Provide the records once more, identical to the original.

Available records:
|---|

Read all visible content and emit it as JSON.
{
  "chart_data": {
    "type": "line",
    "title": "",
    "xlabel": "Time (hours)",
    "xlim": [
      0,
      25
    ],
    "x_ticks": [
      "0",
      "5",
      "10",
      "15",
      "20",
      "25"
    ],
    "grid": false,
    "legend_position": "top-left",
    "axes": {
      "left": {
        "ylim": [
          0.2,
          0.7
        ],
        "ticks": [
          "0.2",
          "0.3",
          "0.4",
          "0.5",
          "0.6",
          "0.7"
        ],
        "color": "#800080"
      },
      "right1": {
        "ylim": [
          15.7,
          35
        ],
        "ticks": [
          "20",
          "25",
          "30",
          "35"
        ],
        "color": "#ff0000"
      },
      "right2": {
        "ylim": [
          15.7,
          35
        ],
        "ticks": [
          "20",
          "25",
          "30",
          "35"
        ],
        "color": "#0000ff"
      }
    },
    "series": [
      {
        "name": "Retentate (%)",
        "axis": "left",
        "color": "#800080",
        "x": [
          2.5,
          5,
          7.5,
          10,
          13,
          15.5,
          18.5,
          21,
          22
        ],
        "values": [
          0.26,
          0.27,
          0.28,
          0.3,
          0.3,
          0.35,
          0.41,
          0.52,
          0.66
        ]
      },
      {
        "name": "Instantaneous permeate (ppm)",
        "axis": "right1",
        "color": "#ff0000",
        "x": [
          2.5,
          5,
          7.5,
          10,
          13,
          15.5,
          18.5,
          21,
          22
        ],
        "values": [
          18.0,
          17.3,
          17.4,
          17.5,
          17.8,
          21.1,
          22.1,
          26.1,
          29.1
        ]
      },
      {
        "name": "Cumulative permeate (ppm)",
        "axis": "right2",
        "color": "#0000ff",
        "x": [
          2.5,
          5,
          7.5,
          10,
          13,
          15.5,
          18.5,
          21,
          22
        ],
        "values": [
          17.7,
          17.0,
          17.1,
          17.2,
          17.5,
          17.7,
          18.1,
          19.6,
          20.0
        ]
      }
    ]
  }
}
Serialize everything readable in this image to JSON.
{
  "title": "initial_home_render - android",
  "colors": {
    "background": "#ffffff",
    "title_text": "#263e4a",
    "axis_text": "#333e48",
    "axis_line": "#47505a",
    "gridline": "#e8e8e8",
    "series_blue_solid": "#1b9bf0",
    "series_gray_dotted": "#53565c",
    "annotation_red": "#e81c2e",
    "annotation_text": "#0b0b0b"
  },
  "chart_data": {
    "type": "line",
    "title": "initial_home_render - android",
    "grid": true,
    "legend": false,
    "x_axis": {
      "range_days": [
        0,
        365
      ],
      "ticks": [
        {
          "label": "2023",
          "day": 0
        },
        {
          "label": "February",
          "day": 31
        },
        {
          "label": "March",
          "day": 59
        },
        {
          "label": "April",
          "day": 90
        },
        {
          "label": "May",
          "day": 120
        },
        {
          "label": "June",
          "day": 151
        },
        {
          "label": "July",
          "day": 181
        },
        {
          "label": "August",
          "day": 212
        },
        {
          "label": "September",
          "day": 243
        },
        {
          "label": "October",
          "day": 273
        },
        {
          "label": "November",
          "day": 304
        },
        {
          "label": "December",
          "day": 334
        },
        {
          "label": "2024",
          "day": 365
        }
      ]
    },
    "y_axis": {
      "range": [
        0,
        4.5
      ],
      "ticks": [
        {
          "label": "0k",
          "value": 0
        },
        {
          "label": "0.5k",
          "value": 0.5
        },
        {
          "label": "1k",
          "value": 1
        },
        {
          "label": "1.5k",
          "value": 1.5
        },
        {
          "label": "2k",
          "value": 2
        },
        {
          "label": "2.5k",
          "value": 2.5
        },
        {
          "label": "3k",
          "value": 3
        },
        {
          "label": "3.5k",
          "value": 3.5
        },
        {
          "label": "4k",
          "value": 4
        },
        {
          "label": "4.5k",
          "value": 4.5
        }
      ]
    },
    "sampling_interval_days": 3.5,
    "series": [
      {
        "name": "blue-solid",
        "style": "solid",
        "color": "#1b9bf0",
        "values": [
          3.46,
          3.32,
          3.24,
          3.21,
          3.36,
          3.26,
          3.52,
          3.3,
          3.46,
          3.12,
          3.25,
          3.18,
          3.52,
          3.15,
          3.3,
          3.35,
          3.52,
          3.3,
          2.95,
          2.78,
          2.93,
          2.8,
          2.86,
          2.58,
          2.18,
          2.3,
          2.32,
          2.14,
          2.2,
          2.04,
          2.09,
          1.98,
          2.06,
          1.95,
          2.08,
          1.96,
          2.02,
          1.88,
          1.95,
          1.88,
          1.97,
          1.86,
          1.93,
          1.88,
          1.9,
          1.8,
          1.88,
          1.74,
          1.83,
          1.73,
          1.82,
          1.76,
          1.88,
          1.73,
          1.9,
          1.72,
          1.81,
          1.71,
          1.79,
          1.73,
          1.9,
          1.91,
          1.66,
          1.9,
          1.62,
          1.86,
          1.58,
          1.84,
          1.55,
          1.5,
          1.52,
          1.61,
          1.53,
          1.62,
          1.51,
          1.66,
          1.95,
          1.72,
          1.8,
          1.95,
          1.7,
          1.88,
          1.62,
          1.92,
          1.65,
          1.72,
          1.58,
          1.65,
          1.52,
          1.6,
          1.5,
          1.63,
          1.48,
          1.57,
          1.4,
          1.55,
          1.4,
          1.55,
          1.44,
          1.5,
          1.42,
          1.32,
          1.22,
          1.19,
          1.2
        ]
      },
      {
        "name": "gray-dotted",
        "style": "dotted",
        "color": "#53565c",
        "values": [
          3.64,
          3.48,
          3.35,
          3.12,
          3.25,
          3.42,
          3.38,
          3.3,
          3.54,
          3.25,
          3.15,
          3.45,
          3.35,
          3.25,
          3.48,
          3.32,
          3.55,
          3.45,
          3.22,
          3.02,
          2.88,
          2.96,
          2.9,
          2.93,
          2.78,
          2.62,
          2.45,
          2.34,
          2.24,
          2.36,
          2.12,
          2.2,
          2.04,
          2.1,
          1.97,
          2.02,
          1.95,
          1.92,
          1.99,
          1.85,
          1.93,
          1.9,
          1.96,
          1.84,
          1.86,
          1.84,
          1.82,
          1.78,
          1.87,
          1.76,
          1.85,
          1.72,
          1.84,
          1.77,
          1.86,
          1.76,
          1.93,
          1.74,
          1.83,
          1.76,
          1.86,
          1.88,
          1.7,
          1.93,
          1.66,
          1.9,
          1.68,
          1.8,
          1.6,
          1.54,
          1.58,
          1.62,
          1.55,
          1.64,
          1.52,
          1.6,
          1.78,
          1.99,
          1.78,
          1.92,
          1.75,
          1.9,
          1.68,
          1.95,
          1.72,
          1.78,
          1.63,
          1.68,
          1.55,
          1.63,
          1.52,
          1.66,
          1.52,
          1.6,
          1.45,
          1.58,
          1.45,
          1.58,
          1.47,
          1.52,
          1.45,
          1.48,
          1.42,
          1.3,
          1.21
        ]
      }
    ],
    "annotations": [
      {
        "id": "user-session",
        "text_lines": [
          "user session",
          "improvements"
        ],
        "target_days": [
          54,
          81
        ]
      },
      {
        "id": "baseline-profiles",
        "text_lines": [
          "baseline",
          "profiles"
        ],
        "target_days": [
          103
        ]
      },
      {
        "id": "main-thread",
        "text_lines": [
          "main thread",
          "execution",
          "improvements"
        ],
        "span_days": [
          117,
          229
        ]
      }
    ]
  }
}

|---|

Exercise result:
Read all visible content and emit it as JSON.
{
  "chart_data": {
    "type": "line",
    "title": "",
    "xlabel": "Time (hours)",
    "xlim": [
      0,
      25
    ],
    "x_ticks": [
      "0",
      "5",
      "10",
      "15",
      "20",
      "25"
    ],
    "grid": false,
    "legend_position": "top-left",
    "axes": {
      "left": {
        "ylim": [
          0.2,
          0.7
        ],
        "ticks": [
          "0.2",
          "0.3",
          "0.4",
          "0.5",
          "0.6",
          "0.7"
        ],
        "color": "#800080"
      },
      "right1": {
        "ylim": [
          15.7,
          35
        ],
        "ticks": [
          "20",
          "25",
          "30",
          "35"
        ],
        "color": "#ff0000"
      },
      "right2": {
        "ylim": [
          15.7,
          35
        ],
        "ticks": [
          "20",
          "25",
          "30",
          "35"
        ],
        "color": "#0000ff"
      }
    },
    "series": [
      {
        "name": "Retentate (%)",
        "axis": "left",
        "color": "#800080",
        "x": [
          2.5,
          5,
          7.5,
          10,
          13,
          15.5,
          18.5,
          21,
          22
        ],
        "values": [
          0.26,
          0.27,
          0.28,
          0.3,
          0.3,
          0.35,
          0.41,
          0.52,
          0.66
        ]
      },
      {
        "name": "Instantaneous permeate (ppm)",
        "axis": "right1",
        "color": "#ff0000",
        "x": [
          2.5,
          5,
          7.5,
          10,
          13,
          15.5,
          18.5,
          21,
          22
        ],
        "values": [
          18.0,
          17.3,
          17.4,
          17.5,
          17.8,
          21.1,
          22.1,
          26.1,
          29.1
        ]
      },
      {
        "name": "Cumulative permeate (ppm)",
        "axis": "right2",
        "color": "#0000ff",
        "x": [
          2.5,
          5,
          7.5,
          10,
          13,
          15.5,
          18.5,
          21,
          22
        ],
        "values": [
          17.7,
          17.0,
          17.1,
          17.2,
          17.5,
          17.7,
          18.1,
          19.6,
          20.0
        ]
      }
    ]
  }
}
Serialize everything readable in this image to JSON.
{
  "title": "initial_home_render - android",
  "colors": {
    "background": "#ffffff",
    "title_text": "#263e4a",
    "axis_text": "#333e48",
    "axis_line": "#47505a",
    "gridline": "#e8e8e8",
    "series_blue_solid": "#1b9bf0",
    "series_gray_dotted": "#53565c",
    "annotation_red": "#e81c2e",
    "annotation_text": "#0b0b0b"
  },
  "chart_data": {
    "type": "line",
    "title": "initial_home_render - android",
    "grid": true,
    "legend": false,
    "x_axis": {
      "range_days": [
        0,
        365
      ],
      "ticks": [
        {
          "label": "2023",
          "day": 0
        },
        {
          "label": "February",
          "day": 31
        },
        {
          "label": "March",
          "day": 59
        },
        {
          "label": "April",
          "day": 90
        },
        {
          "label": "May",
          "day": 120
        },
        {
          "label": "June",
          "day": 151
        },
        {
          "label": "July",
          "day": 181
        },
        {
          "label": "August",
          "day": 212
        },
        {
          "label": "September",
          "day": 243
        },
        {
          "label": "October",
          "day": 273
        },
        {
          "label": "November",
          "day": 304
        },
        {
          "label": "December",
          "day": 334
        },
        {
          "label": "2024",
          "day": 365
        }
      ]
    },
    "y_axis": {
      "range": [
        0,
        4.5
      ],
      "ticks": [
        {
          "label": "0k",
          "value": 0
        },
        {
          "label": "0.5k",
          "value": 0.5
        },
        {
          "label": "1k",
          "value": 1
        },
        {
          "label": "1.5k",
          "value": 1.5
        },
        {
          "label": "2k",
          "value": 2
        },
        {
          "label": "2.5k",
          "value": 2.5
        },
        {
          "label": "3k",
          "value": 3
        },
        {
          "label": "3.5k",
          "value": 3.5
        },
        {
          "label": "4k",
          "value": 4
        },
        {
          "label": "4.5k",
          "value": 4.5
        }
      ]
    },
    "sampling_interval_days": 3.5,
    "series": [
      {
        "name": "blue-solid",
        "style": "solid",
        "color": "#1b9bf0",
        "values": [
          3.46,
          3.32,
          3.24,
          3.21,
          3.36,
          3.26,
          3.52,
          3.3,
          3.46,
          3.12,
          3.25,
          3.18,
          3.52,
          3.15,
          3.3,
          3.35,
          3.52,
          3.3,
          2.95,
          2.78,
          2.93,
          2.8,
          2.86,
          2.58,
          2.18,
          2.3,
          2.32,
          2.14,
          2.2,
          2.04,
          2.09,
          1.98,
          2.06,
          1.95,
          2.08,
          1.96,
          2.02,
          1.88,
          1.95,
          1.88,
          1.97,
          1.86,
          1.93,
          1.88,
          1.9,
          1.8,
          1.88,
          1.74,
          1.83,
          1.73,
          1.82,
          1.76,
          1.88,
          1.73,
          1.9,
          1.72,
          1.81,
          1.71,
          1.79,
          1.73,
          1.9,
          1.91,
          1.66,
          1.9,
          1.62,
          1.86,
          1.58,
          1.84,
          1.55,
          1.5,
          1.52,
          1.61,
          1.53,
          1.62,
          1.51,
          1.66,
          1.95,
          1.72,
          1.8,
          1.95,
          1.7,
          1.88,
          1.62,
          1.92,
          1.65,
          1.72,
          1.58,
          1.65,
          1.52,
          1.6,
          1.5,
          1.63,
          1.48,
          1.57,
          1.4,
          1.55,
          1.4,
          1.55,
          1.44,
          1.5,
          1.42,
          1.32,
          1.22,
          1.19,
          1.2
        ]
      },
      {
        "name": "gray-dotted",
        "style": "dotted",
        "color": "#53565c",
        "values": [
          3.64,
          3.48,
          3.35,
          3.12,
          3.25,
          3.42,
          3.38,
          3.3,
          3.54,
          3.25,
          3.15,
          3.45,
          3.35,
          3.25,
          3.48,
          3.32,
          3.55,
          3.45,
          3.22,
          3.02,
          2.88,
          2.96,
          2.9,
          2.93,
          2.78,
          2.62,
          2.45,
          2.34,
          2.24,
          2.36,
          2.12,
          2.2,
          2.04,
          2.1,
          1.97,
          2.02,
          1.95,
          1.92,
          1.99,
          1.85,
          1.93,
          1.9,
          1.96,
          1.84,
          1.86,
          1.84,
          1.82,
          1.78,
          1.87,
          1.76,
          1.85,
          1.72,
          1.84,
          1.77,
          1.86,
          1.76,
          1.93,
          1.74,
          1.83,
          1.76,
          1.86,
          1.88,
          1.7,
          1.93,
          1.66,
          1.9,
          1.68,
          1.8,
          1.6,
          1.54,
          1.58,
          1.62,
          1.55,
          1.64,
          1.52,
          1.6,
          1.78,
          1.99,
          1.78,
          1.92,
          1.75,
          1.9,
          1.68,
          1.95,
          1.72,
          1.78,
          1.63,
          1.68,
          1.55,
          1.63,
          1.52,
          1.66,
          1.52,
          1.6,
          1.45,
          1.58,
          1.45,
          1.58,
          1.47,
          1.52,
          1.45,
          1.48,
          1.42,
          1.3,
          1.21
        ]
      }
    ],
    "annotations": [
      {
        "id": "user-session",
        "text_lines": [
          "user session",
          "improvements"
        ],
        "target_days": [
          54,
          81
        ]
      },
      {
        "id": "baseline-profiles",
        "text_lines": [
          "baseline",
          "profiles"
        ],
        "target_days": [
          103
        ]
      },
      {
        "id": "main-thread",
        "text_lines": [
          "main thread",
          "execution",
          "improvements"
        ],
        "span_days": [
          117,
          229
        ]
      }
    ]
  }
}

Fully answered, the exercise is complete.